## Short problem
Reproduce the data below with every instance of "candle-body" renamed to "candlestick-body", leaving all other text unchanged.

## Given records

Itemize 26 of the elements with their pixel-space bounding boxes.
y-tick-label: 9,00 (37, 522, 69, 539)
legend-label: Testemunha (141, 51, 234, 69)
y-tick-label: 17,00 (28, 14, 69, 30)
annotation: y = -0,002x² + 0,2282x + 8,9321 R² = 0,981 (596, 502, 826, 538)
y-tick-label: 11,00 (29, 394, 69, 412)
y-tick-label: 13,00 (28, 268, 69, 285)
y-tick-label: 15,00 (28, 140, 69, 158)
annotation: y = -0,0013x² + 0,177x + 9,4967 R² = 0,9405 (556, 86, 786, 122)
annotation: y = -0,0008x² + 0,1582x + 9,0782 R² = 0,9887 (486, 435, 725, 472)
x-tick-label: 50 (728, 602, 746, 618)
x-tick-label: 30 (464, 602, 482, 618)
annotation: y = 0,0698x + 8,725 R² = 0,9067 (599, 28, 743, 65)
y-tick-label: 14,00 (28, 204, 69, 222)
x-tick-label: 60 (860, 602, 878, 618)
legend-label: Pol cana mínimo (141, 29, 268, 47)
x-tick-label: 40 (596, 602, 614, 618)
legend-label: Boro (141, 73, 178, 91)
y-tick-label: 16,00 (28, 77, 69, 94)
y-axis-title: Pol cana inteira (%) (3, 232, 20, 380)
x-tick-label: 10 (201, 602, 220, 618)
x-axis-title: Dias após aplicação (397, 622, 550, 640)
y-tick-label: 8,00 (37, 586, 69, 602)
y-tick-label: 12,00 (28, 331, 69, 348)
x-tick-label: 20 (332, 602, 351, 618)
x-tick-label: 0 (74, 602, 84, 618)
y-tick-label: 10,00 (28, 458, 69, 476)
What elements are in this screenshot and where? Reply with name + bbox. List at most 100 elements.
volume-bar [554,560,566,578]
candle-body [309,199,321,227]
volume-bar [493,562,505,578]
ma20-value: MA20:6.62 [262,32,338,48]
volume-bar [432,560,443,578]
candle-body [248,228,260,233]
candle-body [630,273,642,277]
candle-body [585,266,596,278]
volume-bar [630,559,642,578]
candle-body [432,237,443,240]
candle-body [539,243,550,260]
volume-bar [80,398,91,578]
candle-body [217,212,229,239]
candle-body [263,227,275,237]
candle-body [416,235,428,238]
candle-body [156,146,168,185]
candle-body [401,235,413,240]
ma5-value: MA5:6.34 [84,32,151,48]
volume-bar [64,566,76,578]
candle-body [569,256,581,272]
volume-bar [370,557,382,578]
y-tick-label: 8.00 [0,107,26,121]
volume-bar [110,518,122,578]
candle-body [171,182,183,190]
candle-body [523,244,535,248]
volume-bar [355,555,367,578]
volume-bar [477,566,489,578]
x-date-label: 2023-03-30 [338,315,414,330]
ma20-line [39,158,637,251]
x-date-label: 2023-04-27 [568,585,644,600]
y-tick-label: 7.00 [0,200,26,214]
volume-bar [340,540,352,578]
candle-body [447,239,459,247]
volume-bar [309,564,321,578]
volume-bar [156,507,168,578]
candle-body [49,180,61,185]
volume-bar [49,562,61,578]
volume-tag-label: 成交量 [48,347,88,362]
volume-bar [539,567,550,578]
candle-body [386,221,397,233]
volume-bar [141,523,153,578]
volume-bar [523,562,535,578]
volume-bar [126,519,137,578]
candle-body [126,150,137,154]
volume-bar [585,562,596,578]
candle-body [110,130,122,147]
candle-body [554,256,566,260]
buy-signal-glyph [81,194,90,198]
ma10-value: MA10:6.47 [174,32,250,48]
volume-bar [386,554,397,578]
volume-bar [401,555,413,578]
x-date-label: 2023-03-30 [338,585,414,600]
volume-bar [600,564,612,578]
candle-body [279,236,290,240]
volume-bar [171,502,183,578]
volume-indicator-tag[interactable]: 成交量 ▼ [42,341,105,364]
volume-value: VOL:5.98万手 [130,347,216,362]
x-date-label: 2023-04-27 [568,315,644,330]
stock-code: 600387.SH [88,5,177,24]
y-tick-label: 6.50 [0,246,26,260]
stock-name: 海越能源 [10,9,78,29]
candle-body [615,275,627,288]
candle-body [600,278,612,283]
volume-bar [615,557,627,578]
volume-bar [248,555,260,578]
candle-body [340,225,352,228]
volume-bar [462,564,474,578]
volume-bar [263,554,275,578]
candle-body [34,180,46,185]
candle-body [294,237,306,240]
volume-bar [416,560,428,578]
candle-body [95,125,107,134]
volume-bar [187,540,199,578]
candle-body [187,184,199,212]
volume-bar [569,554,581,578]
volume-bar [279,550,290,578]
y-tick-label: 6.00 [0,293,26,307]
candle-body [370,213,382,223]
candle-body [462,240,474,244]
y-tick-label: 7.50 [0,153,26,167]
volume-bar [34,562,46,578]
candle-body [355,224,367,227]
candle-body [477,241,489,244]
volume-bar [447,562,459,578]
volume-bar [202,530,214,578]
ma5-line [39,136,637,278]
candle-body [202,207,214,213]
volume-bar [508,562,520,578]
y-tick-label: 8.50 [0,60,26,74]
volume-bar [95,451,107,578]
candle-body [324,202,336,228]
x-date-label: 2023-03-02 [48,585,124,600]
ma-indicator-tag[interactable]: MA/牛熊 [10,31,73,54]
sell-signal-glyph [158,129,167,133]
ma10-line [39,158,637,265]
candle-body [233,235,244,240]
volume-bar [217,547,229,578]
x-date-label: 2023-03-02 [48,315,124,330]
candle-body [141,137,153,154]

## Response to this exercise
Itemize 26 of the elements with their pixel-space bounding boxes.
y-tick-label: 9,00 (37, 522, 69, 539)
legend-label: Testemunha (141, 51, 234, 69)
y-tick-label: 17,00 (28, 14, 69, 30)
annotation: y = -0,002x² + 0,2282x + 8,9321 R² = 0,981 (596, 502, 826, 538)
y-tick-label: 11,00 (29, 394, 69, 412)
y-tick-label: 13,00 (28, 268, 69, 285)
y-tick-label: 15,00 (28, 140, 69, 158)
annotation: y = -0,0013x² + 0,177x + 9,4967 R² = 0,9405 (556, 86, 786, 122)
annotation: y = -0,0008x² + 0,1582x + 9,0782 R² = 0,9887 (486, 435, 725, 472)
x-tick-label: 50 (728, 602, 746, 618)
x-tick-label: 30 (464, 602, 482, 618)
annotation: y = 0,0698x + 8,725 R² = 0,9067 (599, 28, 743, 65)
y-tick-label: 14,00 (28, 204, 69, 222)
x-tick-label: 60 (860, 602, 878, 618)
legend-label: Pol cana mínimo (141, 29, 268, 47)
x-tick-label: 40 (596, 602, 614, 618)
legend-label: Boro (141, 73, 178, 91)
y-tick-label: 16,00 (28, 77, 69, 94)
y-axis-title: Pol cana inteira (%) (3, 232, 20, 380)
x-tick-label: 10 (201, 602, 220, 618)
x-axis-title: Dias após aplicação (397, 622, 550, 640)
y-tick-label: 8,00 (37, 586, 69, 602)
y-tick-label: 12,00 (28, 331, 69, 348)
x-tick-label: 20 (332, 602, 351, 618)
x-tick-label: 0 (74, 602, 84, 618)
y-tick-label: 10,00 (28, 458, 69, 476)
What elements are in this screenshot and where? Reply with name + bbox. List at most 100 elements.
volume-bar [554,560,566,578]
candlestick-body [309,199,321,227]
volume-bar [493,562,505,578]
ma20-value: MA20:6.62 [262,32,338,48]
volume-bar [432,560,443,578]
candlestick-body [248,228,260,233]
candlestick-body [630,273,642,277]
candlestick-body [585,266,596,278]
volume-bar [630,559,642,578]
candlestick-body [432,237,443,240]
candlestick-body [539,243,550,260]
volume-bar [80,398,91,578]
candlestick-body [217,212,229,239]
candlestick-body [263,227,275,237]
candlestick-body [416,235,428,238]
candlestick-body [156,146,168,185]
candlestick-body [401,235,413,240]
ma5-value: MA5:6.34 [84,32,151,48]
volume-bar [64,566,76,578]
candlestick-body [569,256,581,272]
volume-bar [370,557,382,578]
y-tick-label: 8.00 [0,107,26,121]
volume-bar [110,518,122,578]
candlestick-body [171,182,183,190]
candlestick-body [523,244,535,248]
volume-bar [355,555,367,578]
volume-bar [477,566,489,578]
x-date-label: 2023-03-30 [338,315,414,330]
ma20-line [39,158,637,251]
x-date-label: 2023-04-27 [568,585,644,600]
y-tick-label: 7.00 [0,200,26,214]
volume-bar [340,540,352,578]
candlestick-body [447,239,459,247]
volume-bar [309,564,321,578]
volume-bar [156,507,168,578]
candlestick-body [49,180,61,185]
volume-bar [49,562,61,578]
volume-tag-label: 成交量 [48,347,88,362]
volume-bar [539,567,550,578]
candlestick-body [386,221,397,233]
volume-bar [141,523,153,578]
volume-bar [523,562,535,578]
volume-bar [126,519,137,578]
candlestick-body [126,150,137,154]
volume-bar [585,562,596,578]
candlestick-body [110,130,122,147]
candlestick-body [554,256,566,260]
buy-signal-glyph [81,194,90,198]
ma10-value: MA10:6.47 [174,32,250,48]
volume-bar [386,554,397,578]
volume-bar [401,555,413,578]
x-date-label: 2023-03-30 [338,585,414,600]
volume-bar [600,564,612,578]
candlestick-body [279,236,290,240]
volume-bar [171,502,183,578]
volume-indicator-tag[interactable]: 成交量 ▼ [42,341,105,364]
volume-value: VOL:5.98万手 [130,347,216,362]
x-date-label: 2023-04-27 [568,315,644,330]
stock-code: 600387.SH [88,5,177,24]
y-tick-label: 6.50 [0,246,26,260]
stock-name: 海越能源 [10,9,78,29]
candlestick-body [615,275,627,288]
candlestick-body [600,278,612,283]
volume-bar [615,557,627,578]
volume-bar [248,555,260,578]
candlestick-body [340,225,352,228]
volume-bar [462,564,474,578]
volume-bar [263,554,275,578]
candlestick-body [34,180,46,185]
candlestick-body [294,237,306,240]
volume-bar [416,560,428,578]
candlestick-body [95,125,107,134]
volume-bar [187,540,199,578]
candlestick-body [187,184,199,212]
volume-bar [569,554,581,578]
volume-bar [279,550,290,578]
y-tick-label: 6.00 [0,293,26,307]
candlestick-body [370,213,382,223]
candlestick-body [462,240,474,244]
y-tick-label: 7.50 [0,153,26,167]
volume-bar [34,562,46,578]
candlestick-body [355,224,367,227]
candlestick-body [477,241,489,244]
volume-bar [447,562,459,578]
volume-bar [202,530,214,578]
ma5-line [39,136,637,278]
candlestick-body [202,207,214,213]
volume-bar [508,562,520,578]
y-tick-label: 8.50 [0,60,26,74]
volume-bar [95,451,107,578]
candlestick-body [324,202,336,228]
x-date-label: 2023-03-02 [48,585,124,600]
ma-indicator-tag[interactable]: MA/牛熊 [10,31,73,54]
sell-signal-glyph [158,129,167,133]
ma10-line [39,158,637,265]
candlestick-body [233,235,244,240]
volume-bar [217,547,229,578]
x-date-label: 2023-03-02 [48,315,124,330]
candlestick-body [141,137,153,154]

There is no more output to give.